▶ [Selected excerpt]
---+---

Calling Shining Girls a thriller may be accurate but it leaves out a whole lot of nuance. Based on the critically acclaimed novel by Lauren Beukes, the story intertwines mystery with reality-shifting time travel, all the while focusing on one overarching motive: revenge. Joining a growing list of stories about vengeance, it follows in the footsteps of Promising Young Woman by depicting a world where women are in charge of their own retribution. But while it's a welcome break from the daughter-saving heroes of Hollywood, its attempt at realism falls short.
Streaming on Apple TV+, the eight-episode story, led by The Handmaid’s Tale’s Elisabeth Moss, centres around a young woman in 1992 who is reckoning with a constantly changing world. We watch as Kirby (Moss), unsure of herself and her circumstances, tries to keep a grip on her fragile reality, scribbling down details about her life in a secret notepad that she keeps under the bed and checking the name tags of pets she seemingly doesn’t know.
Her off-kilter reality unravels further when a police investigation uncovers a body in a nearby water main, a young social worker named Julia. Called into the local police station, Kirby fingers through a file of potential murder suspects and her trembling hands tell us all we need to know: that she is an assault survivor who nearly suffered the same fate as the deceased. Worse still, it seems that the two crimes may be connected, with both women potentially attacked by the same man.
This small step into Kirby’s dark past becomes a giant leap when the newspaper she works for begins to cover the hunt for the suspect. As she watches the lead journalist grapple to piece together clues, she sets out to unearth her own evidence, gathering together article clippings and photographs in an attempt to find similarities between the new case and her own assault. Kirby's determination to uncover the truth doesn’t go unnoticed for long and she is forced to divulge her personal story to the reporter working on the article.

---+---

▶ [Material supplied]
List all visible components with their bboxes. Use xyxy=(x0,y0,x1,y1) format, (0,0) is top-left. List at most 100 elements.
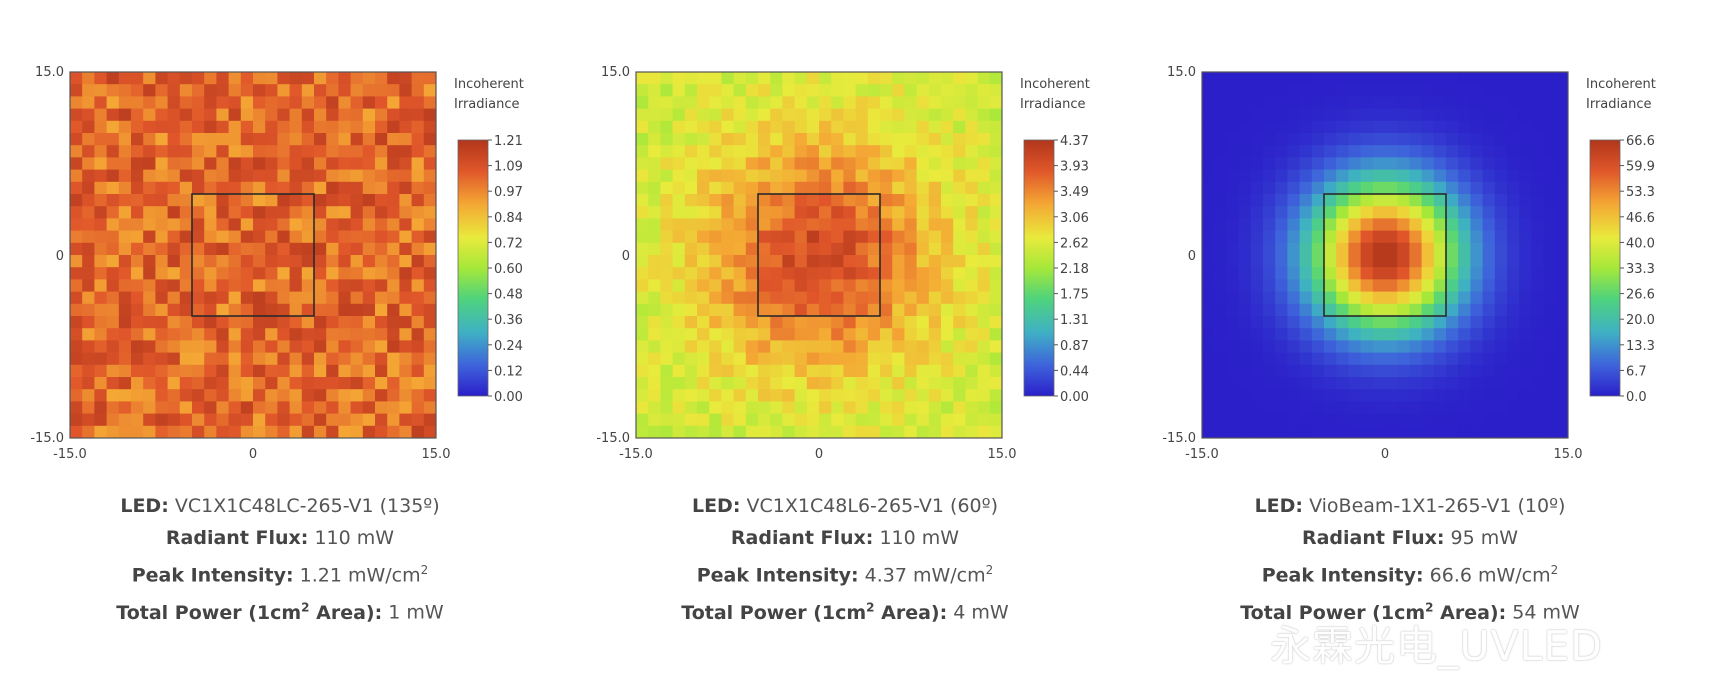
heatmap-cell xyxy=(155,230,168,244)
heatmap-cell xyxy=(880,377,893,390)
heatmap-cell xyxy=(697,352,710,366)
heatmap-cell xyxy=(82,72,95,85)
heatmap-cell xyxy=(1494,413,1508,427)
heatmap-cell xyxy=(1287,218,1300,231)
heatmap-cell xyxy=(1421,84,1435,97)
heatmap-cell xyxy=(892,425,905,439)
heatmap-cell xyxy=(118,120,132,134)
heatmap-cell xyxy=(770,145,783,158)
heatmap-cell xyxy=(143,303,156,317)
heatmap-cell xyxy=(253,413,266,427)
heatmap-cell xyxy=(989,255,1003,268)
heatmap-cell xyxy=(892,340,905,353)
heatmap-cell xyxy=(1214,84,1227,97)
heatmap-cell xyxy=(1324,72,1337,85)
heatmap-cell xyxy=(289,194,303,207)
heatmap-cell xyxy=(362,389,376,402)
colorbar-tick-label: 33.3 xyxy=(1626,262,1655,277)
heatmap-cell xyxy=(794,279,808,292)
heatmap-cell xyxy=(636,120,649,134)
heatmap-cell xyxy=(423,340,437,353)
heatmap-cell xyxy=(338,352,351,366)
heatmap-cell xyxy=(411,303,425,317)
heatmap-cell xyxy=(1299,328,1313,341)
colorbar-tick-label: 53.3 xyxy=(1626,185,1655,200)
heatmap-cell xyxy=(745,230,759,244)
heatmap-cell xyxy=(709,340,722,353)
heatmap-cell xyxy=(745,242,759,256)
heatmap-cell xyxy=(167,157,181,170)
heatmap-cell xyxy=(301,328,315,341)
heatmap-cell xyxy=(155,145,168,158)
heatmap-cell xyxy=(131,377,144,390)
heatmap-cell xyxy=(709,133,722,146)
heatmap-cell xyxy=(1421,72,1435,85)
heatmap-cell xyxy=(314,389,327,402)
heatmap-cell xyxy=(118,230,132,244)
heatmap-cell xyxy=(941,352,954,366)
heatmap-cell xyxy=(794,230,808,244)
heatmap-cell xyxy=(636,328,649,341)
heatmap-cell xyxy=(143,377,156,390)
heatmap-cell xyxy=(204,194,217,207)
heatmap-cell xyxy=(721,255,734,268)
heatmap-cell xyxy=(301,96,315,109)
heatmap-cell xyxy=(277,316,290,329)
heatmap-cell xyxy=(1287,230,1300,244)
heatmap-cell xyxy=(277,72,290,85)
heatmap-cell xyxy=(892,364,905,378)
heatmap-cell xyxy=(1238,425,1252,439)
heatmap-cell xyxy=(1287,108,1300,122)
colorbar-tick-label: 3.93 xyxy=(1060,160,1089,175)
center-area-box xyxy=(1323,193,1447,317)
heatmap-cell xyxy=(399,340,412,353)
heatmap-cell xyxy=(301,340,315,353)
heatmap-cell xyxy=(721,181,734,195)
heatmap-cell xyxy=(1458,352,1471,366)
heatmap-cell xyxy=(1372,352,1386,366)
heatmap-cell xyxy=(1494,157,1508,170)
heatmap-cell xyxy=(1555,84,1569,97)
heatmap-cell xyxy=(831,218,844,231)
heatmap-cell xyxy=(709,96,722,109)
heatmap-cell xyxy=(916,291,930,305)
heatmap-cell xyxy=(265,96,278,109)
heatmap-cell xyxy=(1287,401,1300,414)
heatmap-cell xyxy=(843,72,856,85)
heatmap-cell xyxy=(362,279,376,292)
heatmap-cell xyxy=(1360,291,1374,305)
heatmap-cell xyxy=(867,291,881,305)
chart-2-info: LED: VC1X1C48L6-265-V1 (60º) Radiant Flu… xyxy=(565,490,1125,629)
heatmap-cell xyxy=(1433,230,1447,244)
heatmap-cell xyxy=(314,72,327,85)
heatmap-cell xyxy=(1238,401,1252,414)
heatmap-cell xyxy=(253,157,266,170)
heatmap-cell xyxy=(904,84,917,97)
heatmap-cell xyxy=(1458,279,1471,292)
heatmap-cell xyxy=(1348,291,1361,305)
heatmap-cell xyxy=(350,230,364,244)
heatmap-cell xyxy=(1446,206,1459,219)
heatmap-cell xyxy=(1299,157,1313,170)
heatmap-cell xyxy=(167,242,181,256)
heatmap-cell xyxy=(1299,108,1313,122)
heatmap-cell xyxy=(758,181,771,195)
heatmap-cell xyxy=(1543,401,1557,414)
heatmap-cell xyxy=(928,120,942,134)
heatmap-cell xyxy=(362,316,376,329)
heatmap-cell xyxy=(411,242,425,256)
heatmap-cell xyxy=(721,303,734,317)
heatmap-cell xyxy=(1531,96,1544,109)
heatmap-cell xyxy=(782,340,795,353)
heatmap-cell xyxy=(179,120,193,134)
heatmap-cell xyxy=(265,242,278,256)
heatmap-cell xyxy=(684,267,698,280)
heatmap-cell xyxy=(636,169,649,183)
heatmap-cell xyxy=(648,145,661,158)
heatmap-cell xyxy=(1507,340,1520,353)
heatmap-cell xyxy=(289,169,303,183)
heatmap-cell xyxy=(709,364,722,378)
heatmap-cell xyxy=(977,194,991,207)
heatmap-cell xyxy=(277,133,290,146)
heatmap-cell xyxy=(301,108,315,122)
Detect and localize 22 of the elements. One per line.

---+---

▶ [To be done]
A. From the Shining Girls review, copy the passage starting with "Calling Shining Girls" and going on through "realism falls short.".
B. In the Shining Girls review, where does Kirby keep her secret notepad?
C. Shorten the paragraph of the Shining Girls review that begins "Her off-kilter reality unravels further" while keeping its main facts.

▶ [Answers per task]
A.
Calling Shining Girls a thriller may be accurate but it leaves out a whole lot of nuance. Based on the critically acclaimed novel by Lauren Beukes, the story intertwines mystery with reality-shifting time travel, all the while focusing on one overarching motive: revenge. Joining a growing list of stories about vengeance, it follows in the footsteps of Promising Young Woman by depicting a world where women are in charge of their own retribution. But while it's a welcome break from the daughter-saving heroes of Hollywood, its attempt at realism falls short.

B. Under the bed.

C. Kirby's reality unravels further when police find the body of Julia, a young social worker, in a nearby water main. At the station, Kirby's trembling hands as she looks through a suspect file show that she survived an assault that nearly killed her too. The two crimes may be connected, possibly committed by the same man.